→ Given instruction
Please copy every line of the records below that holds the word "conceptual".

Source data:
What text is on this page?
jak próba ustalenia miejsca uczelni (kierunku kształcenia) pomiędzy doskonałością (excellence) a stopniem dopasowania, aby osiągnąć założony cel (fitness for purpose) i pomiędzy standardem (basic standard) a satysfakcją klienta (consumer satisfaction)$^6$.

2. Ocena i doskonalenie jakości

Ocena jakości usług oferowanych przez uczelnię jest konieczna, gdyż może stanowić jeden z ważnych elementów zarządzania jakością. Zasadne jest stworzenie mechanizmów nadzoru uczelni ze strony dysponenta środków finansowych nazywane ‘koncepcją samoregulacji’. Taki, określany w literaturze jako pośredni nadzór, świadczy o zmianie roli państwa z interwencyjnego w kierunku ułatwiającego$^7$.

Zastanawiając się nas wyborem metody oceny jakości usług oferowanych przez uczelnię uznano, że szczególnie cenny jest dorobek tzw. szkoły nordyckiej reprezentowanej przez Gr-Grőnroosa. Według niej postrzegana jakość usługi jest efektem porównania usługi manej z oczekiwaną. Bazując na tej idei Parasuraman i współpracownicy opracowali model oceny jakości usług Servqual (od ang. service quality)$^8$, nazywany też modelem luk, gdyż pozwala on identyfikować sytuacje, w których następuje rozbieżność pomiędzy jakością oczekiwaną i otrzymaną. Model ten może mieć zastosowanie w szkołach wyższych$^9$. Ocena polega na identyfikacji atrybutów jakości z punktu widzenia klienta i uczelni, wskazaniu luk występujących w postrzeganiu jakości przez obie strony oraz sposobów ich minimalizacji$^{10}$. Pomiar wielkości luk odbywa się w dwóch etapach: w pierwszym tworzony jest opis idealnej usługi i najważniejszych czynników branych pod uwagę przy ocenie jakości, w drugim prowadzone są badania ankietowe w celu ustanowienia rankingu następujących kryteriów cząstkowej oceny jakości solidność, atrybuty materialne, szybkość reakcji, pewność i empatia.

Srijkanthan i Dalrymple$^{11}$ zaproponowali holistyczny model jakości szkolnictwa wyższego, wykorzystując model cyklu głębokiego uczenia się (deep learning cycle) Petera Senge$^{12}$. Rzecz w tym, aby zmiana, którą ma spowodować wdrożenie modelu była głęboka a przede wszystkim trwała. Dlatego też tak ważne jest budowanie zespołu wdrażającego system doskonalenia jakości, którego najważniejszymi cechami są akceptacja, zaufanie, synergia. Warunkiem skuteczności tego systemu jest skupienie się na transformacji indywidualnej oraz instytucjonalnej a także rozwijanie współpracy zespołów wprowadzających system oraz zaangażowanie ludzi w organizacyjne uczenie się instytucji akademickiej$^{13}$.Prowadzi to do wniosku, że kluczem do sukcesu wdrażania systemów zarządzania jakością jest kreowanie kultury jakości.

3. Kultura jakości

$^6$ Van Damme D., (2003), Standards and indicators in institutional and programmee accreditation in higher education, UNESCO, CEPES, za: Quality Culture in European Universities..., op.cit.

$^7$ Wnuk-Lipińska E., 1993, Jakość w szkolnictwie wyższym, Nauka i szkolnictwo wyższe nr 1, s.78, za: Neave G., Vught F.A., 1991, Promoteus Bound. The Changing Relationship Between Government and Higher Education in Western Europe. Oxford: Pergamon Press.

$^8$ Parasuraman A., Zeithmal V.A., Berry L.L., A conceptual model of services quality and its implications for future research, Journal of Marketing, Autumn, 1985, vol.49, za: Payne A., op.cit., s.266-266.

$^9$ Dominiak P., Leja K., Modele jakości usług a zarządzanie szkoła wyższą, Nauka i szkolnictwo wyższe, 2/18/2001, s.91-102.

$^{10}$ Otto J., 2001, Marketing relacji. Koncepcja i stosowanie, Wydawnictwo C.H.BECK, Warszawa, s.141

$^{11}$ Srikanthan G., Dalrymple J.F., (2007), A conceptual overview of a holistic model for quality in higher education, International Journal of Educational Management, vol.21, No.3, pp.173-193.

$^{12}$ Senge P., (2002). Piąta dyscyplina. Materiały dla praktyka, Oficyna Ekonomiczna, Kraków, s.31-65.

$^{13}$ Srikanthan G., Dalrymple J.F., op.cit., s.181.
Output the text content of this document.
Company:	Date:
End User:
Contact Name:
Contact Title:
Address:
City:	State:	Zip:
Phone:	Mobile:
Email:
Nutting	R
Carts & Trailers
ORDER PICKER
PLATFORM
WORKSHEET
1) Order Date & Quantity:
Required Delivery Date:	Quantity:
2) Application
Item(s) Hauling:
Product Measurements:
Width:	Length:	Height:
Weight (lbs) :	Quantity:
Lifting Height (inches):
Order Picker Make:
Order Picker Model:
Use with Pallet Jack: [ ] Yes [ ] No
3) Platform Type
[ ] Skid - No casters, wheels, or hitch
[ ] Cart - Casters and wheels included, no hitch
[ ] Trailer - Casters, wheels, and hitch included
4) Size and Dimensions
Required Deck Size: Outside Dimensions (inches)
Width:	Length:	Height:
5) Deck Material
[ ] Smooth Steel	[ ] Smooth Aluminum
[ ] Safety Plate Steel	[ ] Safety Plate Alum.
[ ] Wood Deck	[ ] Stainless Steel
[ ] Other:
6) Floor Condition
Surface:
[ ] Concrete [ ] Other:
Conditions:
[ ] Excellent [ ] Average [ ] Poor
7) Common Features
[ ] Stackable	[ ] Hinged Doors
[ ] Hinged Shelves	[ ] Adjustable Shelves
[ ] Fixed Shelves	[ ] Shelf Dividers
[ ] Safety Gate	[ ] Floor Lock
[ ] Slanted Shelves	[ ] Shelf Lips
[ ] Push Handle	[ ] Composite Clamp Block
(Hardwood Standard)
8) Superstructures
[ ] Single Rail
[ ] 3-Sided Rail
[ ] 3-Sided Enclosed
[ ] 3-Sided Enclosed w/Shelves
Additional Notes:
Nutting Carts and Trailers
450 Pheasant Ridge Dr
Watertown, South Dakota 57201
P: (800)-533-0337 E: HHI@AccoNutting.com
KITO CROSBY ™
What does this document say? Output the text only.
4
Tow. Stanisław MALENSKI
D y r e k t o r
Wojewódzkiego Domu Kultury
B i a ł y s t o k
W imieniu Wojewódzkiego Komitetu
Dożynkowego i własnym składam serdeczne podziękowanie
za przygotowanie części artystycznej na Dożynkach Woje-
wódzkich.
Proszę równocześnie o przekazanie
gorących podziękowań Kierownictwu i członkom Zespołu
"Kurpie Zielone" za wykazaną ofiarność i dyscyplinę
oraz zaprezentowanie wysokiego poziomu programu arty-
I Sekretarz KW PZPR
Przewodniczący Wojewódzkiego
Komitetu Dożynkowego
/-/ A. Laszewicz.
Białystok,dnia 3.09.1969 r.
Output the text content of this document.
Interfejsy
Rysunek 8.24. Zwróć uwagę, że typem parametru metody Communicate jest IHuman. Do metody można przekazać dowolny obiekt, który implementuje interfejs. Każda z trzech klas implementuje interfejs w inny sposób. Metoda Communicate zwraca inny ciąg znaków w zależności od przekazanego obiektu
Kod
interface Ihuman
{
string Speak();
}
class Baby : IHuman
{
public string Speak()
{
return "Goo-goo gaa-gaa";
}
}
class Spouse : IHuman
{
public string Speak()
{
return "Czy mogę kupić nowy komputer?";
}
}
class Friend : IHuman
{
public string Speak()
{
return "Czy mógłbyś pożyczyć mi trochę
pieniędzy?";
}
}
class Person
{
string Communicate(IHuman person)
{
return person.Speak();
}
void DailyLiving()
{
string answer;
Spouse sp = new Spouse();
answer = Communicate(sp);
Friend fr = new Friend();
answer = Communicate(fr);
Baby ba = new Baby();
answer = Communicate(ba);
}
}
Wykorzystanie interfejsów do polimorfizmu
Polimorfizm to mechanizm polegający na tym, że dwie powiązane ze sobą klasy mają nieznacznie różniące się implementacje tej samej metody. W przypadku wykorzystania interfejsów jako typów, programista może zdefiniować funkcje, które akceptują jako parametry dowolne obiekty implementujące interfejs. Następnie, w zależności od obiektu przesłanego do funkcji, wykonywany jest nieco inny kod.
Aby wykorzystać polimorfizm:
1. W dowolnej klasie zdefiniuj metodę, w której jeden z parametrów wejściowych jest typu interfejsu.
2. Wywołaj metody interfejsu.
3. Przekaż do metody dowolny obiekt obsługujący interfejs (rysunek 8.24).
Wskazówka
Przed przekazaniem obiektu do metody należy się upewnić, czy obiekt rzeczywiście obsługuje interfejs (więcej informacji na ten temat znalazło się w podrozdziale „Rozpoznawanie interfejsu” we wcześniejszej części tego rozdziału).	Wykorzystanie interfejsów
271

→ Answer
$^8$ Parasuraman A., Zeithmal V.A., Berry L.L., A conceptual model of services quality and its implications for future research, Journal of Marketing, Autumn, 1985, vol.49, za: Payne A., op.cit., s.266-266.
$^{11}$ Srikanthan G., Dalrymple J.F., (2007), A conceptual overview of a holistic model for quality in higher education, International Journal of Educational Management, vol.21, No.3, pp.173-193.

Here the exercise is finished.